BEGIN Given data

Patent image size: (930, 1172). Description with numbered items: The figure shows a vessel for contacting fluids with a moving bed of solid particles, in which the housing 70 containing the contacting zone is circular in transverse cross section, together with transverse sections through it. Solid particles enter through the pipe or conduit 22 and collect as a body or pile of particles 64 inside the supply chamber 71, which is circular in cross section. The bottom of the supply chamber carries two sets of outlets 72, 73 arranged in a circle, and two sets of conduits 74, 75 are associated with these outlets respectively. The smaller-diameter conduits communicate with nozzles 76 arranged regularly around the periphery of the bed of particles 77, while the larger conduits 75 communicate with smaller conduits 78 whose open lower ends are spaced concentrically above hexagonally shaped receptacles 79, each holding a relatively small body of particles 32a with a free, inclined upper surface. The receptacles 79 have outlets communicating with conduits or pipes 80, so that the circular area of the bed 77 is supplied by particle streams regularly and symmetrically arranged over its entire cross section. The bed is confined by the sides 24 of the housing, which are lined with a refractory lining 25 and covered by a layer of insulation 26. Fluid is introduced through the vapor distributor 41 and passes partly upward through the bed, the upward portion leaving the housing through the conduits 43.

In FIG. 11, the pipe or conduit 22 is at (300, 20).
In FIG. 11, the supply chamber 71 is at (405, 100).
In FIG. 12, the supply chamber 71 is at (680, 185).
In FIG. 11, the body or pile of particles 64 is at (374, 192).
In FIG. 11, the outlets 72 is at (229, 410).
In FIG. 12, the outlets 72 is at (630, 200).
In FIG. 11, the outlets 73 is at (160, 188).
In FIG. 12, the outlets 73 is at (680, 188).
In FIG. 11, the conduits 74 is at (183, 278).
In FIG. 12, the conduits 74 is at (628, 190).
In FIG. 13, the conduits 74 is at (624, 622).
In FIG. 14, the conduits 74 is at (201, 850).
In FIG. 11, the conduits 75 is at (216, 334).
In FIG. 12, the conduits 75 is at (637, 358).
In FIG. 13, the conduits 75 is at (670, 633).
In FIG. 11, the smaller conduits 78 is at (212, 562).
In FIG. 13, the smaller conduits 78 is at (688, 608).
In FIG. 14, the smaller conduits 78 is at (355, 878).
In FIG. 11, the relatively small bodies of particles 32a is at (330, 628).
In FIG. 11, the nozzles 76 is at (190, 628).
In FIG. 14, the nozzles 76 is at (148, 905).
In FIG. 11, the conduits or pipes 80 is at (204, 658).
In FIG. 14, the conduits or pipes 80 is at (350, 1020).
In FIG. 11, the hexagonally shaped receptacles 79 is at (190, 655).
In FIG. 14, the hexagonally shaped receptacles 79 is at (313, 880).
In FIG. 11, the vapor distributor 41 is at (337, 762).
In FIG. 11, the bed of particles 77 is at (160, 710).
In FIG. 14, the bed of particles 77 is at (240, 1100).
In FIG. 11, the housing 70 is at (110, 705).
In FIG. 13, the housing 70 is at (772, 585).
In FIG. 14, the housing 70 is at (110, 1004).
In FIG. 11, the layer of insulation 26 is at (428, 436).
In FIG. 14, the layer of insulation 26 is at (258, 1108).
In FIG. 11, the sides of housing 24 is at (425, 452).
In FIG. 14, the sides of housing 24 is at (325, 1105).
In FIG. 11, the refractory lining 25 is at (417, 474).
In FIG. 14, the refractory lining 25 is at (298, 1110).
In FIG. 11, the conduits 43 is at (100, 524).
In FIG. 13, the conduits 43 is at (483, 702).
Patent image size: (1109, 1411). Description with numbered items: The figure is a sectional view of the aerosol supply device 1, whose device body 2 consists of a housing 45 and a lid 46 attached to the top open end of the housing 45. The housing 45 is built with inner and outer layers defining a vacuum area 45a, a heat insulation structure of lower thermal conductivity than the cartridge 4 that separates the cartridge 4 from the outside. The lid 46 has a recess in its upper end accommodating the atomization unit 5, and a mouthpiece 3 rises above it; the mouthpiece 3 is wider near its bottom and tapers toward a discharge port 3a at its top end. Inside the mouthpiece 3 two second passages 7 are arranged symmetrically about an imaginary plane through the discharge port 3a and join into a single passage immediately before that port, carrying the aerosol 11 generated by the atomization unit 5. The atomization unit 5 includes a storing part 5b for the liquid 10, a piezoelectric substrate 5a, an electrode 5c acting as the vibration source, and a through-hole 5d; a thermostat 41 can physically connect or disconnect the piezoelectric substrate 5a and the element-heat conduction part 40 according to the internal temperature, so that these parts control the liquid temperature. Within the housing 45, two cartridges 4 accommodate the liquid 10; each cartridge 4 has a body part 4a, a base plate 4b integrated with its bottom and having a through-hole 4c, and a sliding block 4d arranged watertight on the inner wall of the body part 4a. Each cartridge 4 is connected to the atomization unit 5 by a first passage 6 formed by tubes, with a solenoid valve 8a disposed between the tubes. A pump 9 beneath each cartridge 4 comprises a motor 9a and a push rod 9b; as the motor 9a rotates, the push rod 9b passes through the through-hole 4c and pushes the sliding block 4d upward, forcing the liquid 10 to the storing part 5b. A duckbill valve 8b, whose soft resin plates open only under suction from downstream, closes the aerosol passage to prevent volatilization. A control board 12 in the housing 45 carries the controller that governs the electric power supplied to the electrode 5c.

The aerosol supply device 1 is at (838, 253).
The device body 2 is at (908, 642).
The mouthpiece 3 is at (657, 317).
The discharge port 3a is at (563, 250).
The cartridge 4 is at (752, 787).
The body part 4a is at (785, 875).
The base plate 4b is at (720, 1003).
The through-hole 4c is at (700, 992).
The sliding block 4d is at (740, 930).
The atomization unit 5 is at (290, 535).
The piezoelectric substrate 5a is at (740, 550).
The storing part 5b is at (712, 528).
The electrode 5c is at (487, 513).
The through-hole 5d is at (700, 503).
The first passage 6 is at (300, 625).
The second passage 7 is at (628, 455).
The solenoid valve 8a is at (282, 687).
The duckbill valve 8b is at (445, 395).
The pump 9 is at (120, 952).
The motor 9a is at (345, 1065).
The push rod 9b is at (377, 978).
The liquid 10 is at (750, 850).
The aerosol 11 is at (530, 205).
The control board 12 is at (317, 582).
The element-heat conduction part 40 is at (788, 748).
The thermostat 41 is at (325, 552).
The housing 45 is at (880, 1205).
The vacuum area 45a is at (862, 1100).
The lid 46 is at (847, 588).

END Given data

§ **What is required**: Starting at the beginning of the records and ending with the line that contains "In FIG. 14, the conduits 74 is at (201, 850).", rewrite those lines as a numbered list, leaving out any blank lines.

§ **Solution to the exercise**:
1. Patent image size: (930, 1172). Description with numbered items: The figure shows a vessel for contacting fluids with a moving bed of solid particles, in which the housing 70 containing the contacting zone is circular in transverse cross section, together with transverse sections through it. Solid particles enter through the pipe or conduit 22 and collect as a body or pile of particles 64 inside the supply chamber 71, which is circular in cross section. The bottom of the supply chamber carries two sets of outlets 72, 73 arranged in a circle, and two sets of conduits 74, 75 are associated with these outlets respectively. The smaller-diameter conduits communicate with nozzles 76 arranged regularly around the periphery of the bed of particles 77, while the larger conduits 75 communicate with smaller conduits 78 whose open lower ends are spaced concentrically above hexagonally shaped receptacles 79, each holding a relatively small body of particles 32a with a free, inclined upper surface. The receptacles 79 have outlets communicating with conduits or pipes 80, so that the circular area of the bed 77 is supplied by particle streams regularly and symmetrically arranged over its entire cross section. The bed is confined by the sides 24 of the housing, which are lined with a refractory lining 25 and covered by a layer of insulation 26. Fluid is introduced through the vapor distributor 41 and passes partly upward through the bed, the upward portion leaving the housing through the conduits 43.
2. In FIG. 11, the pipe or conduit 22 is at (300, 20).
3. In FIG. 11, the supply chamber 71 is at (405, 100).
4. In FIG. 12, the supply chamber 71 is at (680, 185).
5. In FIG. 11, the body or pile of particles 64 is at (374, 192).
6. In FIG. 11, the outlets 72 is at (229, 410).
7. In FIG. 12, the outlets 72 is at (630, 200).
8. In FIG. 11, the outlets 73 is at (160, 188).
9. In FIG. 12, the outlets 73 is at (680, 188).
10. In FIG. 11, the conduits 74 is at (183, 278).
11. In FIG. 12, the conduits 74 is at (628, 190).
12. In FIG. 13, the conduits 74 is at (624, 622).
13. In FIG. 14, the conduits 74 is at (201, 850).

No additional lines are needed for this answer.